• _RECORDED DATA_
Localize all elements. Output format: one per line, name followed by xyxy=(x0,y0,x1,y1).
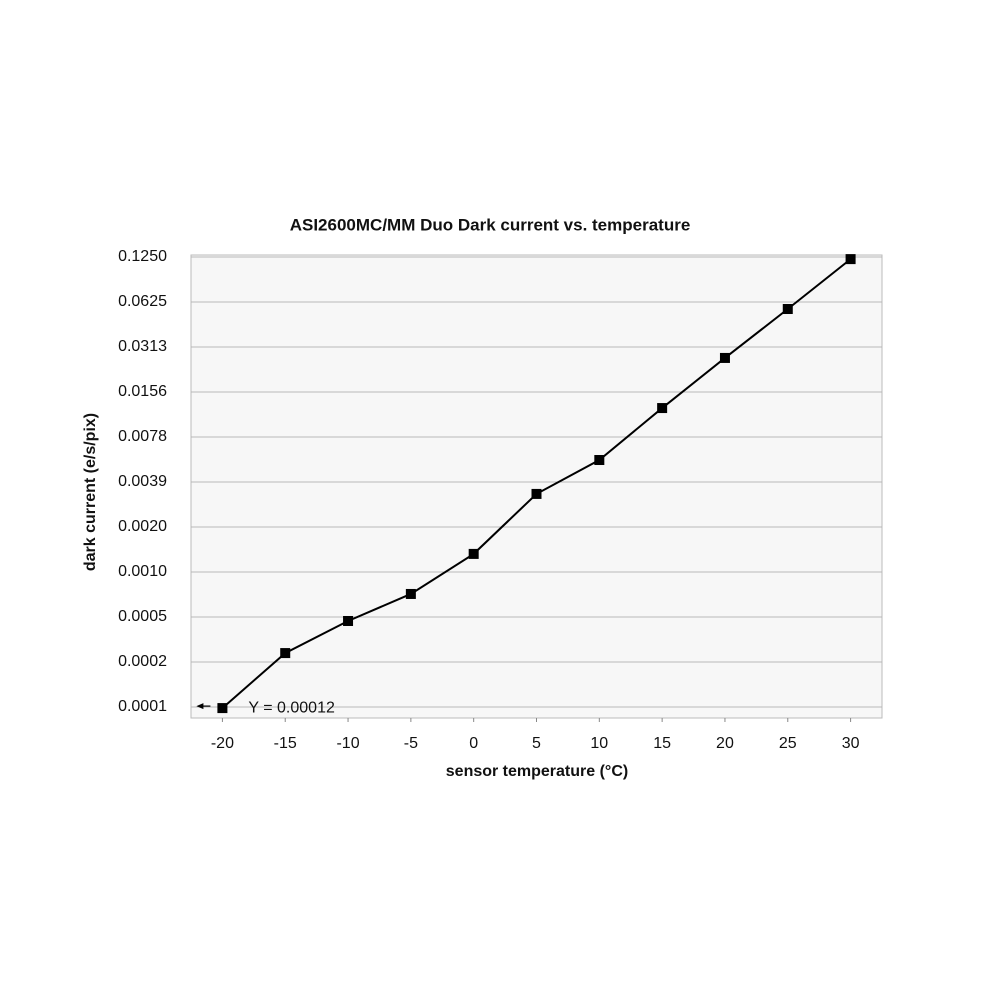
y-tick-label: 0.0005 xyxy=(118,608,167,625)
y-tick-label: 0.0020 xyxy=(118,518,167,535)
annotation: Y = 0.00012 xyxy=(248,699,335,716)
x-tick-label: 10 xyxy=(590,735,608,752)
y-axis-title: dark current (e/s/pix) xyxy=(82,413,99,571)
y-tick-label: 0.1250 xyxy=(118,248,167,265)
data-point xyxy=(782,304,793,315)
data-point xyxy=(405,588,416,599)
data-point xyxy=(468,548,479,559)
x-tick-label: 30 xyxy=(842,735,860,752)
y-tick-label: 0.0156 xyxy=(118,383,167,400)
data-point xyxy=(280,648,291,659)
y-tick-label: 0.0001 xyxy=(118,698,167,715)
y-tick-label: 0.0313 xyxy=(118,338,167,355)
x-tick-label: 15 xyxy=(653,735,671,752)
y-tick-label: 0.0039 xyxy=(118,473,167,490)
x-tick-label: -5 xyxy=(404,735,418,752)
x-tick-label: 0 xyxy=(469,735,478,752)
y-tick-label: 0.0010 xyxy=(118,563,167,580)
plot-area xyxy=(190,254,883,719)
data-point xyxy=(594,455,605,466)
x-tick-label: -10 xyxy=(336,735,359,752)
chart-title: ASI2600MC/MM Duo Dark current vs. temper… xyxy=(290,215,691,234)
y-tick-label: 0.0002 xyxy=(118,653,167,670)
annotation-arrowhead xyxy=(196,703,204,710)
x-tick-label: 5 xyxy=(532,735,541,752)
y-tick-label: 0.0625 xyxy=(118,293,167,310)
data-point xyxy=(343,615,354,626)
data-point xyxy=(217,703,228,714)
x-tick-label: 20 xyxy=(716,735,734,752)
data-point xyxy=(845,254,856,265)
x-tick-label: 25 xyxy=(779,735,797,752)
data-point xyxy=(719,352,730,363)
data-point xyxy=(657,403,668,414)
data-point xyxy=(531,488,542,499)
x-axis-title: sensor temperature (°C) xyxy=(446,763,628,780)
x-tick-label: -20 xyxy=(211,735,234,752)
y-tick-label: 0.0078 xyxy=(118,428,167,445)
x-tick-label: -15 xyxy=(274,735,297,752)
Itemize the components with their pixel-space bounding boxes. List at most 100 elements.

• _GIVEN PROBLEM_
Copy all of the data above line for line, leaving out the picture.

• _RESULT_
Localize all elements. Output format: one per line, name followed by xyxy=(x0,y0,x1,y1).
y-tick-label: 0.0005 xyxy=(118,608,167,625)
y-tick-label: 0.0020 xyxy=(118,518,167,535)
annotation: Y = 0.00012 xyxy=(248,699,335,716)
x-tick-label: 10 xyxy=(590,735,608,752)
y-axis-title: dark current (e/s/pix) xyxy=(82,413,99,571)
y-tick-label: 0.1250 xyxy=(118,248,167,265)
data-point xyxy=(782,304,793,315)
data-point xyxy=(405,588,416,599)
data-point xyxy=(468,548,479,559)
x-tick-label: 30 xyxy=(842,735,860,752)
y-tick-label: 0.0156 xyxy=(118,383,167,400)
data-point xyxy=(280,648,291,659)
y-tick-label: 0.0001 xyxy=(118,698,167,715)
y-tick-label: 0.0313 xyxy=(118,338,167,355)
x-tick-label: 15 xyxy=(653,735,671,752)
y-tick-label: 0.0039 xyxy=(118,473,167,490)
x-tick-label: -5 xyxy=(404,735,418,752)
x-tick-label: 0 xyxy=(469,735,478,752)
y-tick-label: 0.0010 xyxy=(118,563,167,580)
plot-area xyxy=(190,254,883,719)
data-point xyxy=(594,455,605,466)
x-tick-label: -10 xyxy=(336,735,359,752)
chart-title: ASI2600MC/MM Duo Dark current vs. temper… xyxy=(290,215,691,234)
y-tick-label: 0.0002 xyxy=(118,653,167,670)
annotation-arrowhead xyxy=(196,703,204,710)
x-tick-label: 5 xyxy=(532,735,541,752)
y-tick-label: 0.0625 xyxy=(118,293,167,310)
data-point xyxy=(343,615,354,626)
data-point xyxy=(217,703,228,714)
x-tick-label: 20 xyxy=(716,735,734,752)
data-point xyxy=(845,254,856,265)
x-tick-label: 25 xyxy=(779,735,797,752)
data-point xyxy=(719,352,730,363)
data-point xyxy=(657,403,668,414)
data-point xyxy=(531,488,542,499)
x-axis-title: sensor temperature (°C) xyxy=(446,763,628,780)
x-tick-label: -20 xyxy=(211,735,234,752)
y-tick-label: 0.0078 xyxy=(118,428,167,445)
x-tick-label: -15 xyxy=(274,735,297,752)
Itemize the components with their pixel-space bounding boxes. List at most 100 elements.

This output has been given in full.